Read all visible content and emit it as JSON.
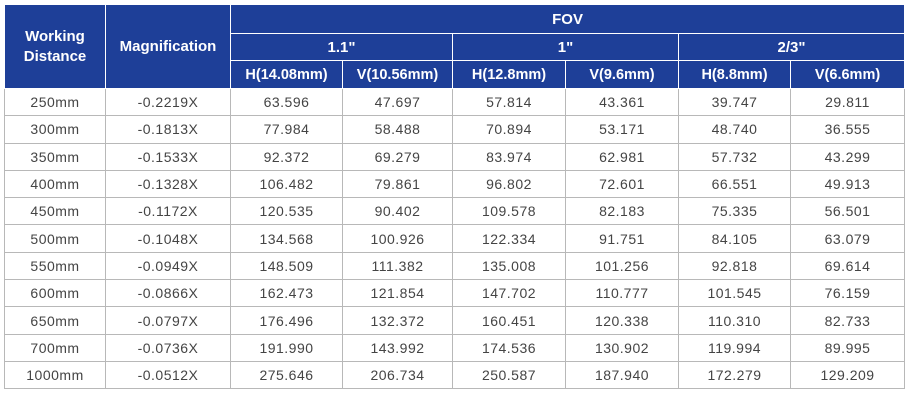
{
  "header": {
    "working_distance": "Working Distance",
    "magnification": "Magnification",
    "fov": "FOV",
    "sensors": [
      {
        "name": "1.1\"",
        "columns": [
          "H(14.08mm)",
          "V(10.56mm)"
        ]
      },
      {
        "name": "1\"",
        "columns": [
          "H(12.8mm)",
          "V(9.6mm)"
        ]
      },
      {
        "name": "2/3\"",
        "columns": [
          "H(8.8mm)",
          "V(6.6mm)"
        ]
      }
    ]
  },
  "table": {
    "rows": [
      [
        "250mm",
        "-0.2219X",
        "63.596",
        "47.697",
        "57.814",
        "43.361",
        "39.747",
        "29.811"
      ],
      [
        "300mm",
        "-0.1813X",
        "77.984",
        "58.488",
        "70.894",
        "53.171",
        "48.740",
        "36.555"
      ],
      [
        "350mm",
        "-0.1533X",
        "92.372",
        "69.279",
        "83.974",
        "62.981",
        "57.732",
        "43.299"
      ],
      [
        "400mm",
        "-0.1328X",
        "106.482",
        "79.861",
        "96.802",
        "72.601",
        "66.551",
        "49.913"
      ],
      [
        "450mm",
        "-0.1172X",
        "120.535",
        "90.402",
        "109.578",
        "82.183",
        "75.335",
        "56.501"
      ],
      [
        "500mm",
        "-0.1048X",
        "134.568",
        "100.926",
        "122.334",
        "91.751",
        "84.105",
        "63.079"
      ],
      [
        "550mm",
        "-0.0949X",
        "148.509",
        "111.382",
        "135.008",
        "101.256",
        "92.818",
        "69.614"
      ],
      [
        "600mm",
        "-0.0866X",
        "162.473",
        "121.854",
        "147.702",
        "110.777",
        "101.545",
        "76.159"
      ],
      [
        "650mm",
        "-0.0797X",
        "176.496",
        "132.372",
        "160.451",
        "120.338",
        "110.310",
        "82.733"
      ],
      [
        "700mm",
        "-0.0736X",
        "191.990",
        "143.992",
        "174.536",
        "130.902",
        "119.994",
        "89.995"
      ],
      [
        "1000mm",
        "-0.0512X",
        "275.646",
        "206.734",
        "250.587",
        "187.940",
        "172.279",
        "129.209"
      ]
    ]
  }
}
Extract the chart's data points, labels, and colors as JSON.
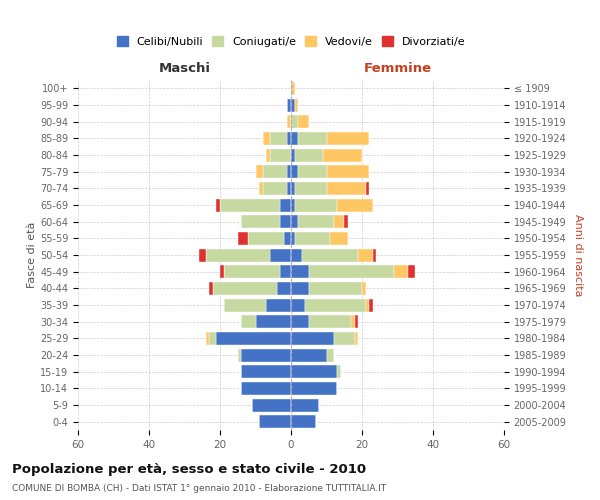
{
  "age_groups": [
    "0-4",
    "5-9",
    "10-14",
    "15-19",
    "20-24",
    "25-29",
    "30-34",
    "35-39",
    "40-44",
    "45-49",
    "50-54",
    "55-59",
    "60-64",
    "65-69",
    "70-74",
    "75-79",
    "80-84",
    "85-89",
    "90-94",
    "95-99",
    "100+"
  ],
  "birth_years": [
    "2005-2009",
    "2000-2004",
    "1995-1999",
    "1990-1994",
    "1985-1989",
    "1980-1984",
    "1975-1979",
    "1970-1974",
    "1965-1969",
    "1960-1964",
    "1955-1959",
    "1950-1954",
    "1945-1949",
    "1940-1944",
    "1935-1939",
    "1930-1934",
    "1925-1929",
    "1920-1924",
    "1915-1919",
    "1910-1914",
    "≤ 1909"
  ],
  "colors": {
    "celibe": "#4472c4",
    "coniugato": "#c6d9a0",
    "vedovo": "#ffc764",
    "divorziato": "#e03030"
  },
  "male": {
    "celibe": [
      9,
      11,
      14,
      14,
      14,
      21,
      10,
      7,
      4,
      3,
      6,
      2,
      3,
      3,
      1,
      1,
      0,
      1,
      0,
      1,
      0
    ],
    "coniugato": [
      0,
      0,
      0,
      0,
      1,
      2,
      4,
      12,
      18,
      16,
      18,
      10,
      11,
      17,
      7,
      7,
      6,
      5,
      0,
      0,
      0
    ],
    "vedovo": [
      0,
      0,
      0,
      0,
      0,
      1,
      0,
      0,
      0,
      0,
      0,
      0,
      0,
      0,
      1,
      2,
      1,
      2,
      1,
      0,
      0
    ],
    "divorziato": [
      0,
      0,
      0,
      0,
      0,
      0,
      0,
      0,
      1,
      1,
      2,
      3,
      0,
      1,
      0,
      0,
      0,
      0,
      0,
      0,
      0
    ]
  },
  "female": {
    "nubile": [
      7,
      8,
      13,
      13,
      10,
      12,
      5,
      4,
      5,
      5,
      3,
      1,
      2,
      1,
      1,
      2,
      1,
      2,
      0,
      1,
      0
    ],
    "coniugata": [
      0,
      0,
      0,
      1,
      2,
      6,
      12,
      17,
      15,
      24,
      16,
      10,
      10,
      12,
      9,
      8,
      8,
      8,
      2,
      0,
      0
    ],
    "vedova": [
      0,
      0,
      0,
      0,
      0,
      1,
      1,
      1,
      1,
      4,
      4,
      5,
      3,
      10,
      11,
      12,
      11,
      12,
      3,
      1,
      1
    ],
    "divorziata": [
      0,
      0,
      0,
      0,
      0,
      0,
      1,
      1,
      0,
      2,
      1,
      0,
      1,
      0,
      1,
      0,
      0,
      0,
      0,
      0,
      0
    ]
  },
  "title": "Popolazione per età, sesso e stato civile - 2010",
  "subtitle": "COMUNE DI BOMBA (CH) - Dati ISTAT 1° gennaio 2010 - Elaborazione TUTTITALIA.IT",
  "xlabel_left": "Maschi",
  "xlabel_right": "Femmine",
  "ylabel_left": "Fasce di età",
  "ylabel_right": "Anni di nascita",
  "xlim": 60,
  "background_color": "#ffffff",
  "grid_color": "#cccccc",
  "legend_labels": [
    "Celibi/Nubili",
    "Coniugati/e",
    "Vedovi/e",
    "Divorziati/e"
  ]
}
────────────────
The task
Return the lines of the records that include the string "JSON".

Result of the task
Read all visible content and emit it as JSON.
Extract the chart's data points, labels, and colors as JSON.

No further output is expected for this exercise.